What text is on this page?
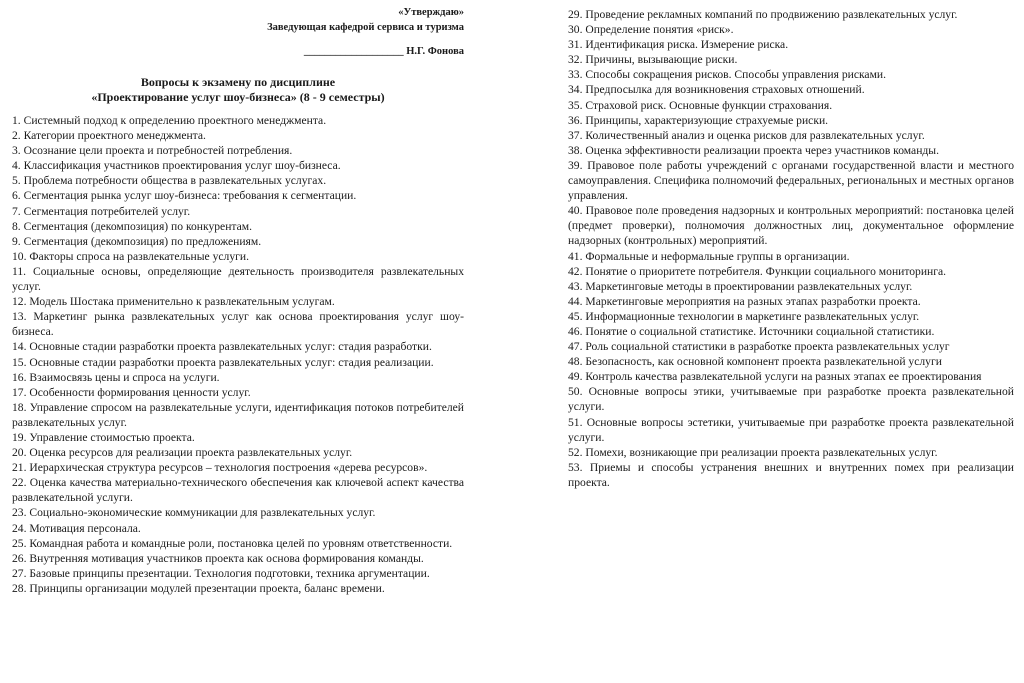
«Утверждаю»
Заведующая кафедрой сервиса и туризма
___________________ Н.Г. Фонова
Вопросы к экзамену по дисциплине
«Проектирование услуг шоу-бизнеса» (8 - 9 семестры)
1. Системный подход к определению проектного менеджмента.
2. Категории проектного менеджмента.
3. Осознание цели проекта и потребностей потребления.
4. Классификация участников проектирования услуг шоу-бизнеса.
5. Проблема потребности общества в развлекательных услугах.
6. Сегментация рынка услуг шоу-бизнеса: требования к сегментации.
7. Сегментация потребителей услуг.
8. Сегментация (декомпозиция) по конкурентам.
9. Сегментация (декомпозиция) по предложениям.
10. Факторы спроса на развлекательные услуги.
11. Социальные основы, определяющие деятельность производителя развлекательных услуг.
12. Модель Шостака применительно к развлекательным услугам.
13. Маркетинг рынка развлекательных услуг как основа проектирования услуг шоу-бизнеса.
14. Основные стадии разработки проекта развлекательных услуг: стадия разработки.
15. Основные стадии разработки проекта развлекательных услуг: стадия реализации.
16. Взаимосвязь цены и спроса на услуги.
17. Особенности формирования ценности услуг.
18. Управление спросом на развлекательные услуги, идентификация потоков потребителей развлекательных услуг.
19. Управление стоимостью проекта.
20. Оценка ресурсов для реализации проекта развлекательных услуг.
21. Иерархическая структура ресурсов – технология построения «дерева ресурсов».
22. Оценка качества материально-технического обеспечения как ключевой аспект качества развлекательной услуги.
23. Социально-экономические коммуникации для развлекательных услуг.
24. Мотивация персонала.
25. Командная работа и командные роли, постановка целей по уровням ответственности.
26. Внутренняя мотивация участников проекта как основа формирования команды.
27. Базовые принципы презентации. Технология подготовки, техника аргументации.
28. Принципы организации модулей презентации проекта, баланс времени.
29. Проведение рекламных компаний по продвижению развлекательных услуг.
30. Определение понятия «риск».
31. Идентификация риска. Измерение риска.
32. Причины, вызывающие риски.
33. Способы сокращения рисков. Способы управления рисками.
34. Предпосылка для возникновения страховых отношений.
35. Страховой риск. Основные функции страхования.
36. Принципы, характеризующие страхуемые риски.
37. Количественный анализ и оценка рисков для развлекательных услуг.
38. Оценка эффективности реализации проекта через участников команды.
39. Правовое поле работы учреждений с органами государственной власти и местного самоуправления. Специфика полномочий федеральных, региональных и местных органов управления.
40. Правовое поле проведения надзорных и контрольных мероприятий: постановка целей (предмет проверки), полномочия должностных лиц, документальное оформление надзорных (контрольных) мероприятий.
41. Формальные и неформальные группы в организации.
42. Понятие о приоритете потребителя. Функции социального мониторинга.
43. Маркетинговые методы в проектировании развлекательных услуг.
44. Маркетинговые мероприятия на разных этапах разработки проекта.
45. Информационные технологии в маркетинге развлекательных услуг.
46. Понятие о социальной статистике. Источники социальной статистики.
47. Роль социальной статистики в разработке проекта развлекательных услуг
48. Безопасность, как основной компонент проекта развлекательной услуги
49. Контроль качества развлекательной услуги на разных этапах ее проектирования
50. Основные вопросы этики, учитываемые при разработке проекта развлекательной услуги.
51. Основные вопросы эстетики, учитываемые при разработке проекта развлекательной услуги.
52. Помехи, возникающие при реализации проекта развлекательных услуг.
53. Приемы и способы устранения внешних и внутренних помех при реализации проекта.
---*---
> THE REQUEST
Transcribe the records verbatim and omit the images.

> RESPONSE TO THE TASK
What text is on this page?
«Утверждаю»
Заведующая кафедрой сервиса и туризма
___________________ Н.Г. Фонова
Вопросы к экзамену по дисциплине
«Проектирование услуг шоу-бизнеса» (8 - 9 семестры)
1. Системный подход к определению проектного менеджмента.
2. Категории проектного менеджмента.
3. Осознание цели проекта и потребностей потребления.
4. Классификация участников проектирования услуг шоу-бизнеса.
5. Проблема потребности общества в развлекательных услугах.
6. Сегментация рынка услуг шоу-бизнеса: требования к сегментации.
7. Сегментация потребителей услуг.
8. Сегментация (декомпозиция) по конкурентам.
9. Сегментация (декомпозиция) по предложениям.
10. Факторы спроса на развлекательные услуги.
11. Социальные основы, определяющие деятельность производителя развлекательных услуг.
12. Модель Шостака применительно к развлекательным услугам.
13. Маркетинг рынка развлекательных услуг как основа проектирования услуг шоу-бизнеса.
14. Основные стадии разработки проекта развлекательных услуг: стадия разработки.
15. Основные стадии разработки проекта развлекательных услуг: стадия реализации.
16. Взаимосвязь цены и спроса на услуги.
17. Особенности формирования ценности услуг.
18. Управление спросом на развлекательные услуги, идентификация потоков потребителей развлекательных услуг.
19. Управление стоимостью проекта.
20. Оценка ресурсов для реализации проекта развлекательных услуг.
21. Иерархическая структура ресурсов – технология построения «дерева ресурсов».
22. Оценка качества материально-технического обеспечения как ключевой аспект качества развлекательной услуги.
23. Социально-экономические коммуникации для развлекательных услуг.
24. Мотивация персонала.
25. Командная работа и командные роли, постановка целей по уровням ответственности.
26. Внутренняя мотивация участников проекта как основа формирования команды.
27. Базовые принципы презентации. Технология подготовки, техника аргументации.
28. Принципы организации модулей презентации проекта, баланс времени.
29. Проведение рекламных компаний по продвижению развлекательных услуг.
30. Определение понятия «риск».
31. Идентификация риска. Измерение риска.
32. Причины, вызывающие риски.
33. Способы сокращения рисков. Способы управления рисками.
34. Предпосылка для возникновения страховых отношений.
35. Страховой риск. Основные функции страхования.
36. Принципы, характеризующие страхуемые риски.
37. Количественный анализ и оценка рисков для развлекательных услуг.
38. Оценка эффективности реализации проекта через участников команды.
39. Правовое поле работы учреждений с органами государственной власти и местного самоуправления. Специфика полномочий федеральных, региональных и местных органов управления.
40. Правовое поле проведения надзорных и контрольных мероприятий: постановка целей (предмет проверки), полномочия должностных лиц, документальное оформление надзорных (контрольных) мероприятий.
41. Формальные и неформальные группы в организации.
42. Понятие о приоритете потребителя. Функции социального мониторинга.
43. Маркетинговые методы в проектировании развлекательных услуг.
44. Маркетинговые мероприятия на разных этапах разработки проекта.
45. Информационные технологии в маркетинге развлекательных услуг.
46. Понятие о социальной статистике. Источники социальной статистики.
47. Роль социальной статистики в разработке проекта развлекательных услуг
48. Безопасность, как основной компонент проекта развлекательной услуги
49. Контроль качества развлекательной услуги на разных этапах ее проектирования
50. Основные вопросы этики, учитываемые при разработке проекта развлекательной услуги.
51. Основные вопросы эстетики, учитываемые при разработке проекта развлекательной услуги.
52. Помехи, возникающие при реализации проекта развлекательных услуг.
53. Приемы и способы устранения внешних и внутренних помех при реализации проекта.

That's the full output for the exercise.